WHAT TO DO. The entries that follow should be written out exactly.

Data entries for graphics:
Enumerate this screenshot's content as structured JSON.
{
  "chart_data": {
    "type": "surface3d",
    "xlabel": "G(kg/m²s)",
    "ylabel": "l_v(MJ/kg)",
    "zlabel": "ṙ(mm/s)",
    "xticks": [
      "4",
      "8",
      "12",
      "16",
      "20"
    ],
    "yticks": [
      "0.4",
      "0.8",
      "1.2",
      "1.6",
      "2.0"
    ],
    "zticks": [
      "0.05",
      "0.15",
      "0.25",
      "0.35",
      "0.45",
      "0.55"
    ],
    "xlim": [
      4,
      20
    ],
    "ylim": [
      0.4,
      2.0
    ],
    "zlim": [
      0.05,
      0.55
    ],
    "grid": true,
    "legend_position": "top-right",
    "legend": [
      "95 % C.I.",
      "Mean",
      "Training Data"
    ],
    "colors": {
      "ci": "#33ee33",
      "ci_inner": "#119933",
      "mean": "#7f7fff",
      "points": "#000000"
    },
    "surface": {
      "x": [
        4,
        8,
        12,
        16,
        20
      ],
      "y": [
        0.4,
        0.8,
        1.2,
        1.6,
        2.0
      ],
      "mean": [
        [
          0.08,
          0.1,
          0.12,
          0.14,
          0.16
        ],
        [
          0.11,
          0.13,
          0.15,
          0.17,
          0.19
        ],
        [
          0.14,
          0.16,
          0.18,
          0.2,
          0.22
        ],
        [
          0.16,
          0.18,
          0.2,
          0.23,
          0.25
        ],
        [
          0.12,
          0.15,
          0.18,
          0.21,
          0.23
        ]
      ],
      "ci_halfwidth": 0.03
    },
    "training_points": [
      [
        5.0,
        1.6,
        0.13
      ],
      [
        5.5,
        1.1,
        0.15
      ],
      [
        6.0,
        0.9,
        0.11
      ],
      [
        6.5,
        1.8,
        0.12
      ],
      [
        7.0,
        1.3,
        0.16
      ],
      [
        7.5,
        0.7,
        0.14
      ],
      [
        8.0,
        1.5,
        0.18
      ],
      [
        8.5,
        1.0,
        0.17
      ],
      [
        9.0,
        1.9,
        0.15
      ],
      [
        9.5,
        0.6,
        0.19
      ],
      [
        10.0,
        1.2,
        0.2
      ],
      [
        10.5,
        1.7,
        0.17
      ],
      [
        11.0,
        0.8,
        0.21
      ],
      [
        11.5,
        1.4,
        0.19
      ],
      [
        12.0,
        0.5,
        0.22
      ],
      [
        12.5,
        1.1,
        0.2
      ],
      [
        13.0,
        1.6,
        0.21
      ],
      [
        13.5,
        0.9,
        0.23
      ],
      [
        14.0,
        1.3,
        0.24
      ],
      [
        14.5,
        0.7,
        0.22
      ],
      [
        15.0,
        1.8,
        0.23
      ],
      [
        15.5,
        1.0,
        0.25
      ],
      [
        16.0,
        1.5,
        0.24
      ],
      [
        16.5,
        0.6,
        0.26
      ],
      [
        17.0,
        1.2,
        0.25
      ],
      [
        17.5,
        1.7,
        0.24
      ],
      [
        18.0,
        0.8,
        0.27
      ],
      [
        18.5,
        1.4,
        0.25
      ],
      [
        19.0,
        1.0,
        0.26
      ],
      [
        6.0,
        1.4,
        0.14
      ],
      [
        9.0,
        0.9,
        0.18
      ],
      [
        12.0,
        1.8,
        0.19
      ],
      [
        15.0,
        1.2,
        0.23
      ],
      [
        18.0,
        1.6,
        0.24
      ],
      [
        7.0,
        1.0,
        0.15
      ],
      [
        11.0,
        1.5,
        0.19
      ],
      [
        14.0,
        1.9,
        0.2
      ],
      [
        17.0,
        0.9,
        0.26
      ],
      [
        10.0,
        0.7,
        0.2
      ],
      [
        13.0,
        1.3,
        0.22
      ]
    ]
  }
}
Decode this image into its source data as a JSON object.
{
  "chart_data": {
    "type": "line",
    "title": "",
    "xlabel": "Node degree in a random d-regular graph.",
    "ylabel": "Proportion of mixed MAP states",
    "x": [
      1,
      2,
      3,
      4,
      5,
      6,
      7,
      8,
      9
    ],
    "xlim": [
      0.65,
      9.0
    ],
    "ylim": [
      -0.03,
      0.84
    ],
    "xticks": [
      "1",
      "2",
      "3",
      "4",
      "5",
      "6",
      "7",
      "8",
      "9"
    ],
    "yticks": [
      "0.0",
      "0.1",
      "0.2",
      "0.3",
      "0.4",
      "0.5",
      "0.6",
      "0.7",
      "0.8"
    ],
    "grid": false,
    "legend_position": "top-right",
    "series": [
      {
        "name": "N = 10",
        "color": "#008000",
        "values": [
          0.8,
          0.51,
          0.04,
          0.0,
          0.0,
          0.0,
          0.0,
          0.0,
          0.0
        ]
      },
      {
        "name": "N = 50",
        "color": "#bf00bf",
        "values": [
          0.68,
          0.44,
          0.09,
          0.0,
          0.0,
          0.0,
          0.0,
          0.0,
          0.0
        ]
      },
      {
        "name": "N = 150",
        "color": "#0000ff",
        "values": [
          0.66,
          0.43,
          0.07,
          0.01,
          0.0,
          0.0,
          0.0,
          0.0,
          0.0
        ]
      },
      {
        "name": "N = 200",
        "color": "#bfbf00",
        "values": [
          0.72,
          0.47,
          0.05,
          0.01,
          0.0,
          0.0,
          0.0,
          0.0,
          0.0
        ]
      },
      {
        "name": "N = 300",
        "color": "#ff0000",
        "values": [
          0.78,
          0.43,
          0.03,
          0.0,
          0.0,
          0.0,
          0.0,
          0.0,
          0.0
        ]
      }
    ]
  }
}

SOLUTION BELOW.
Enumerate this screenshot's content as structured JSON.
{
  "chart_data": {
    "type": "surface3d",
    "xlabel": "G(kg/m²s)",
    "ylabel": "l_v(MJ/kg)",
    "zlabel": "ṙ(mm/s)",
    "xticks": [
      "4",
      "8",
      "12",
      "16",
      "20"
    ],
    "yticks": [
      "0.4",
      "0.8",
      "1.2",
      "1.6",
      "2.0"
    ],
    "zticks": [
      "0.05",
      "0.15",
      "0.25",
      "0.35",
      "0.45",
      "0.55"
    ],
    "xlim": [
      4,
      20
    ],
    "ylim": [
      0.4,
      2.0
    ],
    "zlim": [
      0.05,
      0.55
    ],
    "grid": true,
    "legend_position": "top-right",
    "legend": [
      "95 % C.I.",
      "Mean",
      "Training Data"
    ],
    "colors": {
      "ci": "#33ee33",
      "ci_inner": "#119933",
      "mean": "#7f7fff",
      "points": "#000000"
    },
    "surface": {
      "x": [
        4,
        8,
        12,
        16,
        20
      ],
      "y": [
        0.4,
        0.8,
        1.2,
        1.6,
        2.0
      ],
      "mean": [
        [
          0.08,
          0.1,
          0.12,
          0.14,
          0.16
        ],
        [
          0.11,
          0.13,
          0.15,
          0.17,
          0.19
        ],
        [
          0.14,
          0.16,
          0.18,
          0.2,
          0.22
        ],
        [
          0.16,
          0.18,
          0.2,
          0.23,
          0.25
        ],
        [
          0.12,
          0.15,
          0.18,
          0.21,
          0.23
        ]
      ],
      "ci_halfwidth": 0.03
    },
    "training_points": [
      [
        5.0,
        1.6,
        0.13
      ],
      [
        5.5,
        1.1,
        0.15
      ],
      [
        6.0,
        0.9,
        0.11
      ],
      [
        6.5,
        1.8,
        0.12
      ],
      [
        7.0,
        1.3,
        0.16
      ],
      [
        7.5,
        0.7,
        0.14
      ],
      [
        8.0,
        1.5,
        0.18
      ],
      [
        8.5,
        1.0,
        0.17
      ],
      [
        9.0,
        1.9,
        0.15
      ],
      [
        9.5,
        0.6,
        0.19
      ],
      [
        10.0,
        1.2,
        0.2
      ],
      [
        10.5,
        1.7,
        0.17
      ],
      [
        11.0,
        0.8,
        0.21
      ],
      [
        11.5,
        1.4,
        0.19
      ],
      [
        12.0,
        0.5,
        0.22
      ],
      [
        12.5,
        1.1,
        0.2
      ],
      [
        13.0,
        1.6,
        0.21
      ],
      [
        13.5,
        0.9,
        0.23
      ],
      [
        14.0,
        1.3,
        0.24
      ],
      [
        14.5,
        0.7,
        0.22
      ],
      [
        15.0,
        1.8,
        0.23
      ],
      [
        15.5,
        1.0,
        0.25
      ],
      [
        16.0,
        1.5,
        0.24
      ],
      [
        16.5,
        0.6,
        0.26
      ],
      [
        17.0,
        1.2,
        0.25
      ],
      [
        17.5,
        1.7,
        0.24
      ],
      [
        18.0,
        0.8,
        0.27
      ],
      [
        18.5,
        1.4,
        0.25
      ],
      [
        19.0,
        1.0,
        0.26
      ],
      [
        6.0,
        1.4,
        0.14
      ],
      [
        9.0,
        0.9,
        0.18
      ],
      [
        12.0,
        1.8,
        0.19
      ],
      [
        15.0,
        1.2,
        0.23
      ],
      [
        18.0,
        1.6,
        0.24
      ],
      [
        7.0,
        1.0,
        0.15
      ],
      [
        11.0,
        1.5,
        0.19
      ],
      [
        14.0,
        1.9,
        0.2
      ],
      [
        17.0,
        0.9,
        0.26
      ],
      [
        10.0,
        0.7,
        0.2
      ],
      [
        13.0,
        1.3,
        0.22
      ]
    ]
  }
}
Decode this image into its source data as a JSON object.
{
  "chart_data": {
    "type": "line",
    "title": "",
    "xlabel": "Node degree in a random d-regular graph.",
    "ylabel": "Proportion of mixed MAP states",
    "x": [
      1,
      2,
      3,
      4,
      5,
      6,
      7,
      8,
      9
    ],
    "xlim": [
      0.65,
      9.0
    ],
    "ylim": [
      -0.03,
      0.84
    ],
    "xticks": [
      "1",
      "2",
      "3",
      "4",
      "5",
      "6",
      "7",
      "8",
      "9"
    ],
    "yticks": [
      "0.0",
      "0.1",
      "0.2",
      "0.3",
      "0.4",
      "0.5",
      "0.6",
      "0.7",
      "0.8"
    ],
    "grid": false,
    "legend_position": "top-right",
    "series": [
      {
        "name": "N = 10",
        "color": "#008000",
        "values": [
          0.8,
          0.51,
          0.04,
          0.0,
          0.0,
          0.0,
          0.0,
          0.0,
          0.0
        ]
      },
      {
        "name": "N = 50",
        "color": "#bf00bf",
        "values": [
          0.68,
          0.44,
          0.09,
          0.0,
          0.0,
          0.0,
          0.0,
          0.0,
          0.0
        ]
      },
      {
        "name": "N = 150",
        "color": "#0000ff",
        "values": [
          0.66,
          0.43,
          0.07,
          0.01,
          0.0,
          0.0,
          0.0,
          0.0,
          0.0
        ]
      },
      {
        "name": "N = 200",
        "color": "#bfbf00",
        "values": [
          0.72,
          0.47,
          0.05,
          0.01,
          0.0,
          0.0,
          0.0,
          0.0,
          0.0
        ]
      },
      {
        "name": "N = 300",
        "color": "#ff0000",
        "values": [
          0.78,
          0.43,
          0.03,
          0.0,
          0.0,
          0.0,
          0.0,
          0.0,
          0.0
        ]
      }
    ]
  }
}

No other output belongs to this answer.